### Written request:
Write out the whole listing exactly as it stands.

(A run of records)
## begin

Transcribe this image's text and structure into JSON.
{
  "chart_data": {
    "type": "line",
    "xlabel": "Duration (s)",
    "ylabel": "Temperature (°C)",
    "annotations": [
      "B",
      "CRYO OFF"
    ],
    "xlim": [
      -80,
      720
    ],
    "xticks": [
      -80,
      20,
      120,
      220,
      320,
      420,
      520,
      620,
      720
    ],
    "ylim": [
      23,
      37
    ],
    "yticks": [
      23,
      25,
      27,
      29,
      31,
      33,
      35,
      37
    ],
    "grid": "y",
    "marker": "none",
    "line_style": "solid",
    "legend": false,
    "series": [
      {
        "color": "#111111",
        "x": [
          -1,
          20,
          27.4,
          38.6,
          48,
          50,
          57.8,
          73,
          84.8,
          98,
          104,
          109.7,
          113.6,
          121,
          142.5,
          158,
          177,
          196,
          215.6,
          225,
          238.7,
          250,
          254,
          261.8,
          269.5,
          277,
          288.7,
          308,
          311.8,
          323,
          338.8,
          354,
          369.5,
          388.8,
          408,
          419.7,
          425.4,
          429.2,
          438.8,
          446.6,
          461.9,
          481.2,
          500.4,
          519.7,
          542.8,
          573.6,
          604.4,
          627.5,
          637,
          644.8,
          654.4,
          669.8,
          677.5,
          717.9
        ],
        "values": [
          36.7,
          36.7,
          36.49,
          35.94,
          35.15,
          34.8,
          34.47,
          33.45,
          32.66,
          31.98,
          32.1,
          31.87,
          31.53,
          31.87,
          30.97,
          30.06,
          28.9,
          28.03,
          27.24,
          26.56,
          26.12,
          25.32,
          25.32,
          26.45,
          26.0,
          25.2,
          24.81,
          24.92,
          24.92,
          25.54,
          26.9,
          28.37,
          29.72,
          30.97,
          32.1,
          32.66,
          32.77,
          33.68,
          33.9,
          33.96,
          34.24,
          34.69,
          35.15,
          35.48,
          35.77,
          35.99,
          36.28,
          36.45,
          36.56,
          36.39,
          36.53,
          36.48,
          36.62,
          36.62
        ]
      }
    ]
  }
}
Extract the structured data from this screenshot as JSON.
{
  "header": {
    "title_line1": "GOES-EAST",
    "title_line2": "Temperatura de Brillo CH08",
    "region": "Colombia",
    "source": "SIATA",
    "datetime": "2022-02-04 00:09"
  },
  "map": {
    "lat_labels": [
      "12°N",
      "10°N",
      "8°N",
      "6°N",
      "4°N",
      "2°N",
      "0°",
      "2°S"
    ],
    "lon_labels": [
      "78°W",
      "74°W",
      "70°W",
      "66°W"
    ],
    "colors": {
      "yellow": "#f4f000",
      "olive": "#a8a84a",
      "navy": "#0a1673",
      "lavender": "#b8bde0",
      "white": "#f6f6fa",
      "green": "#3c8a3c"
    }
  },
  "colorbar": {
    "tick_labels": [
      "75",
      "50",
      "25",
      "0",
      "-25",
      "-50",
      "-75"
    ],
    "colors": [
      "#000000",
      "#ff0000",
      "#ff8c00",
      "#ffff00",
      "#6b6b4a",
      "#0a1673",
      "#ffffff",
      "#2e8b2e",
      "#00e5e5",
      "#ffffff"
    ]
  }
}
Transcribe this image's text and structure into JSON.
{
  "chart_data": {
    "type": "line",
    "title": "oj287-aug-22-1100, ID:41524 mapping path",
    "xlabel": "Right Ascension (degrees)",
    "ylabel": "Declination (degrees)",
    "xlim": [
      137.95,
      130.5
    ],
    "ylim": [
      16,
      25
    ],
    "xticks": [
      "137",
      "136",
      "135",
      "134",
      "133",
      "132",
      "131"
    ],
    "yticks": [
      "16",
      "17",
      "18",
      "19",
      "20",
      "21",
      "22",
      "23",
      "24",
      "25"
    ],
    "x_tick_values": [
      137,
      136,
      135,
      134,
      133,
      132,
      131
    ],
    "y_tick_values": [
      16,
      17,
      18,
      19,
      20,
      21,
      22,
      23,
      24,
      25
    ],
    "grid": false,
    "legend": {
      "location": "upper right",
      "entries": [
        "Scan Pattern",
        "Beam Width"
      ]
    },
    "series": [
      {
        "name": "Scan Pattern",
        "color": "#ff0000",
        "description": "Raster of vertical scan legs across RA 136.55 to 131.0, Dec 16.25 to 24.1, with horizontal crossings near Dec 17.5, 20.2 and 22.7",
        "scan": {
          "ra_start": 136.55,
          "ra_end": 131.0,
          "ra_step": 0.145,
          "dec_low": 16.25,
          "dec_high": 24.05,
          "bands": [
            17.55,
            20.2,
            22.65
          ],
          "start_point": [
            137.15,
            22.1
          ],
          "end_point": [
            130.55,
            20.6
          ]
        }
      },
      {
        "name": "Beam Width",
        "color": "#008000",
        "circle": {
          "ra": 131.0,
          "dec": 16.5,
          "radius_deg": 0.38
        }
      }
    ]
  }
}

## end

### Task solution:
Transcribe this image's text and structure into JSON.
{
  "chart_data": {
    "type": "line",
    "xlabel": "Duration (s)",
    "ylabel": "Temperature (°C)",
    "annotations": [
      "B",
      "CRYO OFF"
    ],
    "xlim": [
      -80,
      720
    ],
    "xticks": [
      -80,
      20,
      120,
      220,
      320,
      420,
      520,
      620,
      720
    ],
    "ylim": [
      23,
      37
    ],
    "yticks": [
      23,
      25,
      27,
      29,
      31,
      33,
      35,
      37
    ],
    "grid": "y",
    "marker": "none",
    "line_style": "solid",
    "legend": false,
    "series": [
      {
        "color": "#111111",
        "x": [
          -1,
          20,
          27.4,
          38.6,
          48,
          50,
          57.8,
          73,
          84.8,
          98,
          104,
          109.7,
          113.6,
          121,
          142.5,
          158,
          177,
          196,
          215.6,
          225,
          238.7,
          250,
          254,
          261.8,
          269.5,
          277,
          288.7,
          308,
          311.8,
          323,
          338.8,
          354,
          369.5,
          388.8,
          408,
          419.7,
          425.4,
          429.2,
          438.8,
          446.6,
          461.9,
          481.2,
          500.4,
          519.7,
          542.8,
          573.6,
          604.4,
          627.5,
          637,
          644.8,
          654.4,
          669.8,
          677.5,
          717.9
        ],
        "values": [
          36.7,
          36.7,
          36.49,
          35.94,
          35.15,
          34.8,
          34.47,
          33.45,
          32.66,
          31.98,
          32.1,
          31.87,
          31.53,
          31.87,
          30.97,
          30.06,
          28.9,
          28.03,
          27.24,
          26.56,
          26.12,
          25.32,
          25.32,
          26.45,
          26.0,
          25.2,
          24.81,
          24.92,
          24.92,
          25.54,
          26.9,
          28.37,
          29.72,
          30.97,
          32.1,
          32.66,
          32.77,
          33.68,
          33.9,
          33.96,
          34.24,
          34.69,
          35.15,
          35.48,
          35.77,
          35.99,
          36.28,
          36.45,
          36.56,
          36.39,
          36.53,
          36.48,
          36.62,
          36.62
        ]
      }
    ]
  }
}
Extract the structured data from this screenshot as JSON.
{
  "header": {
    "title_line1": "GOES-EAST",
    "title_line2": "Temperatura de Brillo CH08",
    "region": "Colombia",
    "source": "SIATA",
    "datetime": "2022-02-04 00:09"
  },
  "map": {
    "lat_labels": [
      "12°N",
      "10°N",
      "8°N",
      "6°N",
      "4°N",
      "2°N",
      "0°",
      "2°S"
    ],
    "lon_labels": [
      "78°W",
      "74°W",
      "70°W",
      "66°W"
    ],
    "colors": {
      "yellow": "#f4f000",
      "olive": "#a8a84a",
      "navy": "#0a1673",
      "lavender": "#b8bde0",
      "white": "#f6f6fa",
      "green": "#3c8a3c"
    }
  },
  "colorbar": {
    "tick_labels": [
      "75",
      "50",
      "25",
      "0",
      "-25",
      "-50",
      "-75"
    ],
    "colors": [
      "#000000",
      "#ff0000",
      "#ff8c00",
      "#ffff00",
      "#6b6b4a",
      "#0a1673",
      "#ffffff",
      "#2e8b2e",
      "#00e5e5",
      "#ffffff"
    ]
  }
}
Transcribe this image's text and structure into JSON.
{
  "chart_data": {
    "type": "line",
    "title": "oj287-aug-22-1100, ID:41524 mapping path",
    "xlabel": "Right Ascension (degrees)",
    "ylabel": "Declination (degrees)",
    "xlim": [
      137.95,
      130.5
    ],
    "ylim": [
      16,
      25
    ],
    "xticks": [
      "137",
      "136",
      "135",
      "134",
      "133",
      "132",
      "131"
    ],
    "yticks": [
      "16",
      "17",
      "18",
      "19",
      "20",
      "21",
      "22",
      "23",
      "24",
      "25"
    ],
    "x_tick_values": [
      137,
      136,
      135,
      134,
      133,
      132,
      131
    ],
    "y_tick_values": [
      16,
      17,
      18,
      19,
      20,
      21,
      22,
      23,
      24,
      25
    ],
    "grid": false,
    "legend": {
      "location": "upper right",
      "entries": [
        "Scan Pattern",
        "Beam Width"
      ]
    },
    "series": [
      {
        "name": "Scan Pattern",
        "color": "#ff0000",
        "description": "Raster of vertical scan legs across RA 136.55 to 131.0, Dec 16.25 to 24.1, with horizontal crossings near Dec 17.5, 20.2 and 22.7",
        "scan": {
          "ra_start": 136.55,
          "ra_end": 131.0,
          "ra_step": 0.145,
          "dec_low": 16.25,
          "dec_high": 24.05,
          "bands": [
            17.55,
            20.2,
            22.65
          ],
          "start_point": [
            137.15,
            22.1
          ],
          "end_point": [
            130.55,
            20.6
          ]
        }
      },
      {
        "name": "Beam Width",
        "color": "#008000",
        "circle": {
          "ra": 131.0,
          "dec": 16.5,
          "radius_deg": 0.38
        }
      }
    ]
  }
}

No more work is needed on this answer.